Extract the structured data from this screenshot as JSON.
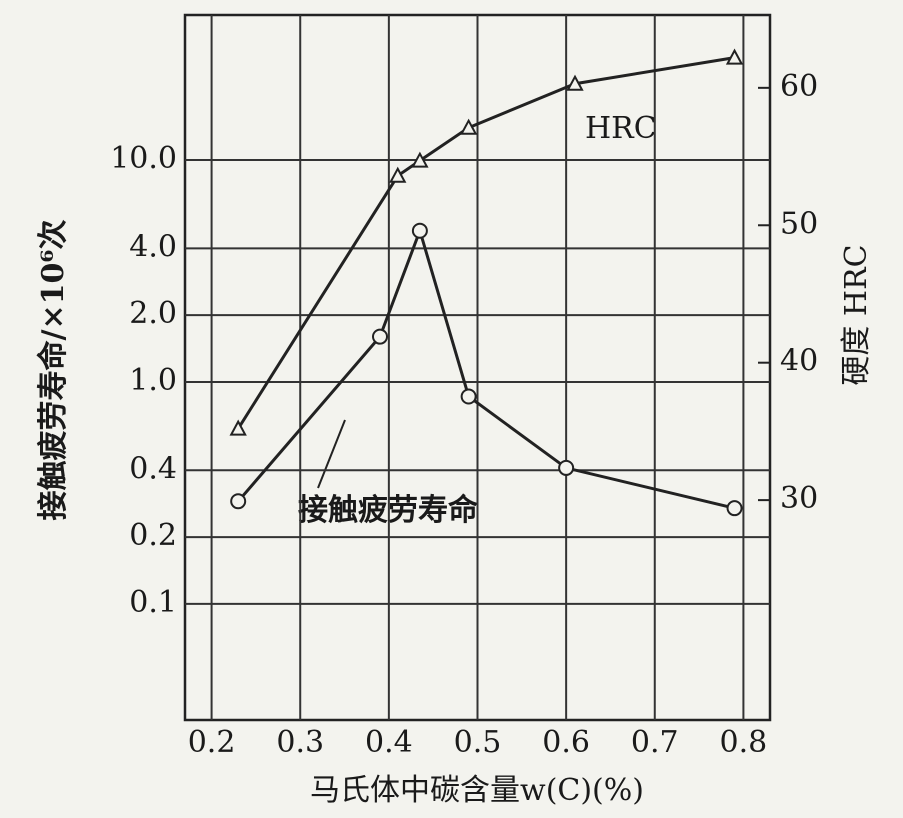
{
  "chart_data": {
    "type": "line",
    "x_label": "马氏体中碳含量w(C)(%)",
    "y_label": "接触疲劳寿命/×10⁶次",
    "y2_label": "硬度 HRC",
    "annotations": [
      "HRC",
      "接触疲劳寿命"
    ],
    "xlim": [
      0.17,
      0.83
    ],
    "xticks": [
      0.2,
      0.3,
      0.4,
      0.5,
      0.6,
      0.7,
      0.8
    ],
    "ylim": [
      0.03,
      45
    ],
    "ylog": true,
    "yticks": [
      0.1,
      0.2,
      0.4,
      {
        "value": 1,
        "label": "1.0"
      },
      {
        "value": 2,
        "label": "2.0"
      },
      {
        "value": 4,
        "label": "4.0"
      },
      {
        "value": 10,
        "label": "10.0"
      }
    ],
    "y2lim": [
      14,
      65.3
    ],
    "y2ticks": [
      30,
      40,
      50,
      60
    ],
    "grid": true,
    "series": [
      {
        "name": "HRC",
        "axis": "y2",
        "marker": "triangle",
        "color": "#222222",
        "x": [
          0.23,
          0.41,
          0.435,
          0.49,
          0.61,
          0.79
        ],
        "values": [
          35.2,
          53.6,
          54.7,
          57.1,
          60.3,
          62.2
        ]
      },
      {
        "name": "接触疲劳寿命",
        "axis": "y",
        "marker": "circle",
        "color": "#222222",
        "x": [
          0.23,
          0.39,
          0.435,
          0.49,
          0.6,
          0.79
        ],
        "values": [
          0.29,
          1.6,
          4.8,
          0.86,
          0.41,
          0.27
        ]
      }
    ]
  }
}
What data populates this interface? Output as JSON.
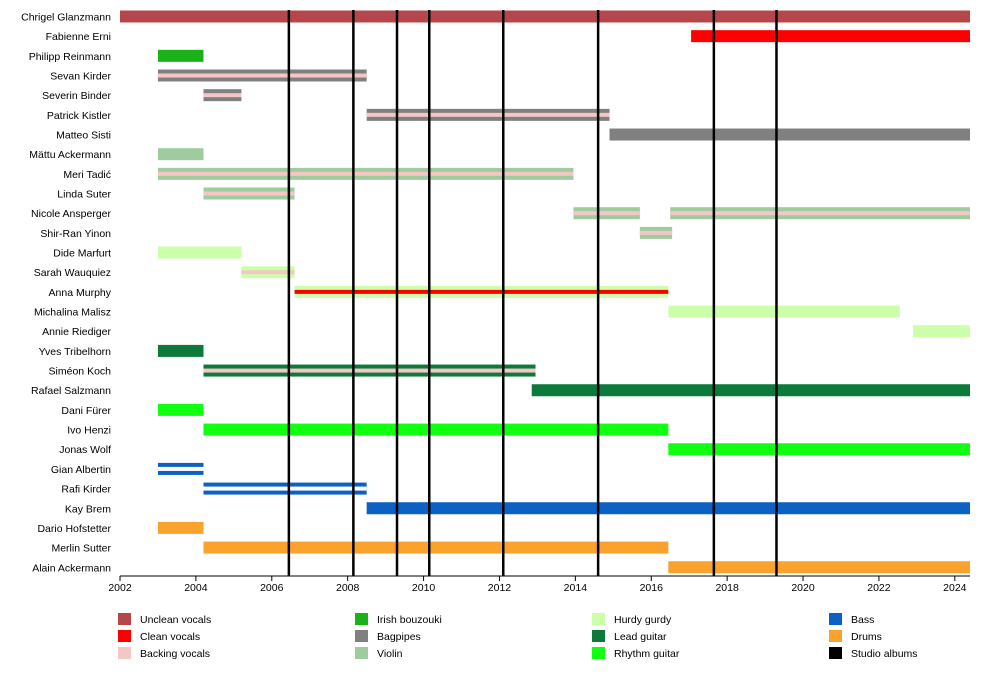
{
  "chart_data": {
    "type": "timeline",
    "x_axis": {
      "min": 2002,
      "max": 2024.4,
      "ticks": [
        2002,
        2004,
        2006,
        2008,
        2010,
        2012,
        2014,
        2016,
        2018,
        2020,
        2022,
        2024
      ],
      "tick_labels": [
        "2002",
        "2004",
        "2006",
        "2008",
        "2010",
        "2012",
        "2014",
        "2016",
        "2018",
        "2020",
        "2022",
        "2024"
      ]
    },
    "studio_albums": [
      2006.45,
      2008.15,
      2009.3,
      2010.15,
      2012.1,
      2014.6,
      2017.65,
      2019.3
    ],
    "roles": {
      "unclean": {
        "label": "Unclean vocals",
        "color": "#b5474b"
      },
      "clean": {
        "label": "Clean vocals",
        "color": "#ff0000"
      },
      "backing": {
        "label": "Backing vocals",
        "color": "#f5c6c6"
      },
      "bouzouki": {
        "label": "Irish bouzouki",
        "color": "#19b219"
      },
      "bagpipes": {
        "label": "Bagpipes",
        "color": "#808080"
      },
      "violin": {
        "label": "Violin",
        "color": "#9fcc9f"
      },
      "hurdy": {
        "label": "Hurdy gurdy",
        "color": "#ccffaa"
      },
      "lead": {
        "label": "Lead guitar",
        "color": "#0b7a3a"
      },
      "rhythm": {
        "label": "Rhythm guitar",
        "color": "#11ff11"
      },
      "bass": {
        "label": "Bass",
        "color": "#0c61c4"
      },
      "drums": {
        "label": "Drums",
        "color": "#f9a32e"
      },
      "albums": {
        "label": "Studio albums",
        "color": "#000000"
      }
    },
    "legend_columns": [
      [
        "unclean",
        "clean",
        "backing"
      ],
      [
        "bouzouki",
        "bagpipes",
        "violin"
      ],
      [
        "hurdy",
        "lead",
        "rhythm"
      ],
      [
        "bass",
        "drums",
        "albums"
      ]
    ],
    "members": [
      {
        "name": "Chrigel Glanzmann",
        "bars": [
          {
            "from": 2002,
            "to": 2024.4,
            "role": "unclean"
          }
        ]
      },
      {
        "name": "Fabienne Erni",
        "bars": [
          {
            "from": 2017.05,
            "to": 2024.4,
            "role": "clean"
          }
        ]
      },
      {
        "name": "Philipp Reinmann",
        "bars": [
          {
            "from": 2003,
            "to": 2004.2,
            "role": "bouzouki"
          }
        ]
      },
      {
        "name": "Sevan Kirder",
        "bars": [
          {
            "from": 2003,
            "to": 2008.5,
            "role": "bagpipes",
            "stripe": "backing"
          }
        ]
      },
      {
        "name": "Severin Binder",
        "bars": [
          {
            "from": 2004.2,
            "to": 2005.2,
            "role": "bagpipes",
            "stripe": "backing"
          }
        ]
      },
      {
        "name": "Patrick Kistler",
        "bars": [
          {
            "from": 2008.5,
            "to": 2014.9,
            "role": "bagpipes",
            "stripe": "backing"
          }
        ]
      },
      {
        "name": "Matteo Sisti",
        "bars": [
          {
            "from": 2014.9,
            "to": 2024.4,
            "role": "bagpipes"
          }
        ]
      },
      {
        "name": "Mättu Ackermann",
        "bars": [
          {
            "from": 2003,
            "to": 2004.2,
            "role": "violin"
          }
        ]
      },
      {
        "name": "Meri Tadić",
        "bars": [
          {
            "from": 2003,
            "to": 2013.95,
            "role": "violin",
            "stripe": "backing"
          }
        ]
      },
      {
        "name": "Linda Suter",
        "bars": [
          {
            "from": 2004.2,
            "to": 2006.6,
            "role": "violin",
            "stripe": "backing"
          }
        ]
      },
      {
        "name": "Nicole Ansperger",
        "bars": [
          {
            "from": 2013.95,
            "to": 2015.7,
            "role": "violin",
            "stripe": "backing"
          },
          {
            "from": 2016.5,
            "to": 2024.4,
            "role": "violin",
            "stripe": "backing"
          }
        ]
      },
      {
        "name": "Shir-Ran Yinon",
        "bars": [
          {
            "from": 2015.7,
            "to": 2016.55,
            "role": "violin",
            "stripe": "backing"
          }
        ]
      },
      {
        "name": "Dide Marfurt",
        "bars": [
          {
            "from": 2003,
            "to": 2005.2,
            "role": "hurdy"
          }
        ]
      },
      {
        "name": "Sarah Wauquiez",
        "bars": [
          {
            "from": 2005.2,
            "to": 2006.6,
            "role": "hurdy",
            "stripe": "backing"
          }
        ]
      },
      {
        "name": "Anna Murphy",
        "bars": [
          {
            "from": 2006.6,
            "to": 2016.45,
            "role": "hurdy",
            "stripe": "clean"
          }
        ]
      },
      {
        "name": "Michalina Malisz",
        "bars": [
          {
            "from": 2016.45,
            "to": 2022.55,
            "role": "hurdy"
          }
        ]
      },
      {
        "name": "Annie Riediger",
        "bars": [
          {
            "from": 2022.9,
            "to": 2024.4,
            "role": "hurdy"
          }
        ]
      },
      {
        "name": "Yves Tribelhorn",
        "bars": [
          {
            "from": 2003,
            "to": 2004.2,
            "role": "lead"
          }
        ]
      },
      {
        "name": "Siméon Koch",
        "bars": [
          {
            "from": 2004.2,
            "to": 2012.95,
            "role": "lead",
            "stripe": "backing"
          }
        ]
      },
      {
        "name": "Rafael Salzmann",
        "bars": [
          {
            "from": 2012.85,
            "to": 2024.4,
            "role": "lead"
          }
        ]
      },
      {
        "name": "Dani Fürer",
        "bars": [
          {
            "from": 2003,
            "to": 2004.2,
            "role": "rhythm"
          }
        ]
      },
      {
        "name": "Ivo Henzi",
        "bars": [
          {
            "from": 2004.2,
            "to": 2016.45,
            "role": "rhythm"
          }
        ]
      },
      {
        "name": "Jonas Wolf",
        "bars": [
          {
            "from": 2016.45,
            "to": 2024.4,
            "role": "rhythm"
          }
        ]
      },
      {
        "name": "Gian Albertin",
        "bars": [
          {
            "from": 2003,
            "to": 2004.2,
            "role": "bass",
            "stripe": "white"
          }
        ]
      },
      {
        "name": "Rafi Kirder",
        "bars": [
          {
            "from": 2004.2,
            "to": 2008.5,
            "role": "bass",
            "stripe": "white"
          }
        ]
      },
      {
        "name": "Kay Brem",
        "bars": [
          {
            "from": 2008.5,
            "to": 2024.4,
            "role": "bass"
          }
        ]
      },
      {
        "name": "Dario Hofstetter",
        "bars": [
          {
            "from": 2003,
            "to": 2004.2,
            "role": "drums"
          }
        ]
      },
      {
        "name": "Merlin Sutter",
        "bars": [
          {
            "from": 2004.2,
            "to": 2016.45,
            "role": "drums"
          }
        ]
      },
      {
        "name": "Alain Ackermann",
        "bars": [
          {
            "from": 2016.45,
            "to": 2024.4,
            "role": "drums"
          }
        ]
      }
    ]
  }
}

◆ **Exercise directions**:
Among the entries above, how many lines hold the string "vocals"? Respond with nothing but the number.

◆ **Written solution**:
3